Problem requirements:
Filter the records below down to lines containing "Transcribe".

▬▬▬▬▬▬▬▬▬▬

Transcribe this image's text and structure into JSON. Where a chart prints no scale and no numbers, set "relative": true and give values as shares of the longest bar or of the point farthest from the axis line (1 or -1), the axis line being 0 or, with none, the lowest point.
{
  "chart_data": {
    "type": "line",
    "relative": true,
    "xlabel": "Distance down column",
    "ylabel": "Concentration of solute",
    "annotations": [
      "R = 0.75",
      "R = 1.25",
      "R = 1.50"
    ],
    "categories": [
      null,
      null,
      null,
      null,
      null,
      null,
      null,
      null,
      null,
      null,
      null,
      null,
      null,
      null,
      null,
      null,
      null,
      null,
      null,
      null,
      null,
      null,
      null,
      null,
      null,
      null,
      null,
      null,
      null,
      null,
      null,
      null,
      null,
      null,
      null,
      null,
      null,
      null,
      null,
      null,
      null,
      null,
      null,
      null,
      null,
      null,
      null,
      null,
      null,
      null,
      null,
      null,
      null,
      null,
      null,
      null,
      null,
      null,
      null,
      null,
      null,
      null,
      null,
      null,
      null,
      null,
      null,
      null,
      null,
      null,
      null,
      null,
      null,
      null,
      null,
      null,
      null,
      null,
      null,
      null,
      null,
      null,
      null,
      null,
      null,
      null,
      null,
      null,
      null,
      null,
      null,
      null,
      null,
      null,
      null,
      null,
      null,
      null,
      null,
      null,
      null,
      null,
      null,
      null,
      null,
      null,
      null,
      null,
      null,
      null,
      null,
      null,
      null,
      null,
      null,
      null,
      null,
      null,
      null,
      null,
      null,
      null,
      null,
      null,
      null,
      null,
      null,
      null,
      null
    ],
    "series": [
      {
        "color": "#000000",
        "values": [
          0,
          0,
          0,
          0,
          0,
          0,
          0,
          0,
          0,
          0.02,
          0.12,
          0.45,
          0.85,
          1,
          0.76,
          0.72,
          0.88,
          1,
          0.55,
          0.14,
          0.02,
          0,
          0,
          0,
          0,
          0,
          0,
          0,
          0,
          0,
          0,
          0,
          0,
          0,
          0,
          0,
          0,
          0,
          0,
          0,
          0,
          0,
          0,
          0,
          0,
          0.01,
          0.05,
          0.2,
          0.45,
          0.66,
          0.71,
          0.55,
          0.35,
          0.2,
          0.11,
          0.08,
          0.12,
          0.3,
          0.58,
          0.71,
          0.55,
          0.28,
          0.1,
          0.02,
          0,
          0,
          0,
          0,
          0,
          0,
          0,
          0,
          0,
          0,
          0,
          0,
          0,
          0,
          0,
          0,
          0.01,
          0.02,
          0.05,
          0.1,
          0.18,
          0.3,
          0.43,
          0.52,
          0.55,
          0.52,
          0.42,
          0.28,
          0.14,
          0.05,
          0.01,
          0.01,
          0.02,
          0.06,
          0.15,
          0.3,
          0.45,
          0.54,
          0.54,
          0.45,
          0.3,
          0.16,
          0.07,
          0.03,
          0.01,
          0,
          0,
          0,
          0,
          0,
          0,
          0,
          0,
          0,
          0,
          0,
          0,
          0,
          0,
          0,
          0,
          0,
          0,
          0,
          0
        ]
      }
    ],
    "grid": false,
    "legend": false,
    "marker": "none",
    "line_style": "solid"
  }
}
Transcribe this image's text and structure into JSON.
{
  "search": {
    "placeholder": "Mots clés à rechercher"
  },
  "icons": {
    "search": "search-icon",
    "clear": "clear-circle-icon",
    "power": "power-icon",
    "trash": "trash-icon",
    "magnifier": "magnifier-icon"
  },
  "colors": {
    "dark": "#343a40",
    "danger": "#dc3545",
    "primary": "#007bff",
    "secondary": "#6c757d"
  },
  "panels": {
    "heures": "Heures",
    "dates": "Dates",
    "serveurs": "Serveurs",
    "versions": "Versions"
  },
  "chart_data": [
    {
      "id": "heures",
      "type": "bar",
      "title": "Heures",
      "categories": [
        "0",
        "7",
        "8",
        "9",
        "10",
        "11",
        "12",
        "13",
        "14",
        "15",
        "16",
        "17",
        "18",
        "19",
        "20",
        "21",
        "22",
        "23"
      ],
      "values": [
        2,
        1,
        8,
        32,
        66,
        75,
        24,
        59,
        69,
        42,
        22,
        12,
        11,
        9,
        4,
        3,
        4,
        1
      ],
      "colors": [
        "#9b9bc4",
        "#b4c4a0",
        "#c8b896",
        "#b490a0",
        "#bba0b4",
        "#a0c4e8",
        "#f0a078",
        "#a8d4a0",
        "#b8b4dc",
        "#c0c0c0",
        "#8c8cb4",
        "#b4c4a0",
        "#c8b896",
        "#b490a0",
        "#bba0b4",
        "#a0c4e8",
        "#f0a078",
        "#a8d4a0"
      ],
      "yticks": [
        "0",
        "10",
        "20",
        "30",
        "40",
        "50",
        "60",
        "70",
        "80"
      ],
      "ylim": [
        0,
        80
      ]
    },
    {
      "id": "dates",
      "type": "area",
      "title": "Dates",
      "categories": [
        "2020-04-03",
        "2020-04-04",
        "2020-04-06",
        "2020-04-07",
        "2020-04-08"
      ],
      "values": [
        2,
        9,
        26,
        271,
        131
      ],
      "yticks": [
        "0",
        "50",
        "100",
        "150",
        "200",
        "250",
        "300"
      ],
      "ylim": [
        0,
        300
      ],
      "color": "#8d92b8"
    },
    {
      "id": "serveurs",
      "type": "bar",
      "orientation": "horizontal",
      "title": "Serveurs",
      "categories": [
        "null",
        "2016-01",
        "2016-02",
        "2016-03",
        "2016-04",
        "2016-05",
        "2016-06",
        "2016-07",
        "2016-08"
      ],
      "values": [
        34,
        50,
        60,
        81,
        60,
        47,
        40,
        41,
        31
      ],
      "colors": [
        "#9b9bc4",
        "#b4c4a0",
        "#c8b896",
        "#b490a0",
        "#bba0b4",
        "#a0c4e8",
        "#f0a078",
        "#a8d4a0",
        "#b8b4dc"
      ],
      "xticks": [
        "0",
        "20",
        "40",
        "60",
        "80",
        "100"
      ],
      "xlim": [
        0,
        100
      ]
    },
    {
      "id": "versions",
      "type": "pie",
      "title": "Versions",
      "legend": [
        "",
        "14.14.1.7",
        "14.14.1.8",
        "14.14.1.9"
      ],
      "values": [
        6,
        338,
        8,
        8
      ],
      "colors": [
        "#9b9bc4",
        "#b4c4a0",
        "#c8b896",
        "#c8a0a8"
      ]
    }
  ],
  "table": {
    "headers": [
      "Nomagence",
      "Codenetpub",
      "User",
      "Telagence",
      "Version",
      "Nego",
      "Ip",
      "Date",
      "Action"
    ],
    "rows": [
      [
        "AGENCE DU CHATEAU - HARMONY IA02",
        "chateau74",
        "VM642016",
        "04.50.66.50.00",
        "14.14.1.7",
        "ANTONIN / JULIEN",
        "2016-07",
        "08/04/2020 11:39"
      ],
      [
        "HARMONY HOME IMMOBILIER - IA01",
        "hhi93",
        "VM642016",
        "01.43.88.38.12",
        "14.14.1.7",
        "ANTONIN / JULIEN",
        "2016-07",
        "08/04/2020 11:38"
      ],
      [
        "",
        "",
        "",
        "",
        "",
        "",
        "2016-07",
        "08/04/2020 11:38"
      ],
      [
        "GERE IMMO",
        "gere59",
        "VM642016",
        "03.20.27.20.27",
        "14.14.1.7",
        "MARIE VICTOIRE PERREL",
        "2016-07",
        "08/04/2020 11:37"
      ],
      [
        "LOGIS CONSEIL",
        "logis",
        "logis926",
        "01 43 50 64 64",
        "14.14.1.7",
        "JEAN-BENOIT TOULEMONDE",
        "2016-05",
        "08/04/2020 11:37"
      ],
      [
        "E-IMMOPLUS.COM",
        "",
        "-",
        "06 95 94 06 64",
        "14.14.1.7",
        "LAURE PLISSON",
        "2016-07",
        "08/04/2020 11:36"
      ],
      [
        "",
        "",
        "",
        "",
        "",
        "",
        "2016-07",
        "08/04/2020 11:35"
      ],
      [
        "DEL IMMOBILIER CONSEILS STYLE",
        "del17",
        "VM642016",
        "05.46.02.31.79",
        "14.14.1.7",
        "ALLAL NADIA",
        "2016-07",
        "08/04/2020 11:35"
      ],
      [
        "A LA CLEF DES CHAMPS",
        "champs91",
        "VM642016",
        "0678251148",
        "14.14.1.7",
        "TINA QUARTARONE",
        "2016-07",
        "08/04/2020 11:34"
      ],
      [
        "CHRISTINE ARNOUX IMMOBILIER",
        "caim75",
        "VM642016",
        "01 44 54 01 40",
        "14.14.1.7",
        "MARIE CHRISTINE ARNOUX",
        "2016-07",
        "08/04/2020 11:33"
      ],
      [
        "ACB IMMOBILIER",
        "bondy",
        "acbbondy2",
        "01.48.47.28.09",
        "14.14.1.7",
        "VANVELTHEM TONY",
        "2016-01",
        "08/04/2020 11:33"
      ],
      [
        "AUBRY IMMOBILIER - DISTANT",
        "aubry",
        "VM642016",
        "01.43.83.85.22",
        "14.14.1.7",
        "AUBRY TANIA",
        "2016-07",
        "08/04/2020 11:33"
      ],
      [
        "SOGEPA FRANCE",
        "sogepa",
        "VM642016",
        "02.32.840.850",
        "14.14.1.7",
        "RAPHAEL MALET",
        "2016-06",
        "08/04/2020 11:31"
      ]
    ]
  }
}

▬▬▬▬▬▬▬▬▬▬

Output of the exercise:
Transcribe this image's text and structure into JSON. Where a chart prints no scale and no numbers, set "relative": true and give values as shares of the longest bar or of the point farthest from the axis line (1 or -1), the axis line being 0 or, with none, the lowest point.
Transcribe this image's text and structure into JSON.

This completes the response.